Directive
Exactly as written, quote every line that follows, skipping the images.

************

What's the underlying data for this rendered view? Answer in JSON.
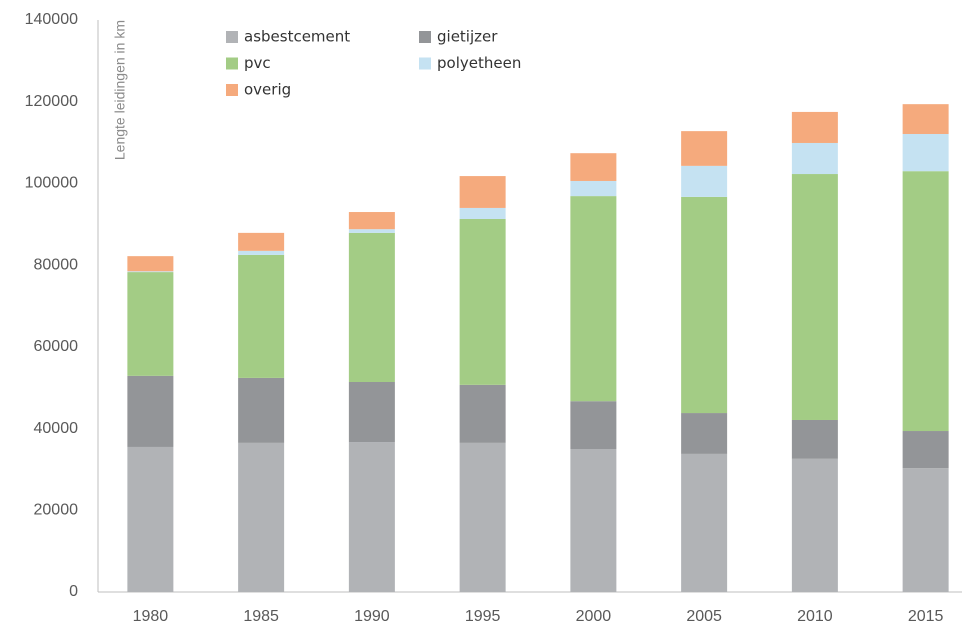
{
  "chart_data": {
    "type": "stacked_bar",
    "ylabel": "Lengte leidingen in km",
    "categories": [
      "1980",
      "1985",
      "1990",
      "1995",
      "2000",
      "2005",
      "2010",
      "2015"
    ],
    "series": [
      {
        "name": "asbestcement",
        "color": "#b1b3b6",
        "values": [
          35500,
          36500,
          36700,
          36500,
          35000,
          33800,
          32600,
          30300
        ]
      },
      {
        "name": "gietijzer",
        "color": "#939598",
        "values": [
          17400,
          15900,
          14700,
          14200,
          11700,
          10000,
          9500,
          9100
        ]
      },
      {
        "name": "pvc",
        "color": "#a3cc85",
        "values": [
          25400,
          30100,
          36500,
          40600,
          50200,
          52900,
          60200,
          63600
        ]
      },
      {
        "name": "polyetheen",
        "color": "#c5e2f2",
        "values": [
          200,
          1000,
          900,
          2700,
          3700,
          7600,
          7600,
          9100
        ]
      },
      {
        "name": "overig",
        "color": "#f5aa7d",
        "values": [
          3700,
          4400,
          4200,
          7800,
          6800,
          8500,
          7600,
          7300
        ]
      }
    ],
    "ylim": [
      0,
      140000
    ],
    "yticks": [
      0,
      20000,
      40000,
      60000,
      80000,
      100000,
      120000,
      140000
    ],
    "grid": false
  }
}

************

Answer to this problem
What's the underlying data for this rendered view? Answer in JSON.
{
  "chart_data": {
    "type": "stacked_bar",
    "ylabel": "Lengte leidingen in km",
    "categories": [
      "1980",
      "1985",
      "1990",
      "1995",
      "2000",
      "2005",
      "2010",
      "2015"
    ],
    "series": [
      {
        "name": "asbestcement",
        "color": "#b1b3b6",
        "values": [
          35500,
          36500,
          36700,
          36500,
          35000,
          33800,
          32600,
          30300
        ]
      },
      {
        "name": "gietijzer",
        "color": "#939598",
        "values": [
          17400,
          15900,
          14700,
          14200,
          11700,
          10000,
          9500,
          9100
        ]
      },
      {
        "name": "pvc",
        "color": "#a3cc85",
        "values": [
          25400,
          30100,
          36500,
          40600,
          50200,
          52900,
          60200,
          63600
        ]
      },
      {
        "name": "polyetheen",
        "color": "#c5e2f2",
        "values": [
          200,
          1000,
          900,
          2700,
          3700,
          7600,
          7600,
          9100
        ]
      },
      {
        "name": "overig",
        "color": "#f5aa7d",
        "values": [
          3700,
          4400,
          4200,
          7800,
          6800,
          8500,
          7600,
          7300
        ]
      }
    ],
    "ylim": [
      0,
      140000
    ],
    "yticks": [
      0,
      20000,
      40000,
      60000,
      80000,
      100000,
      120000,
      140000
    ],
    "grid": false
  }
}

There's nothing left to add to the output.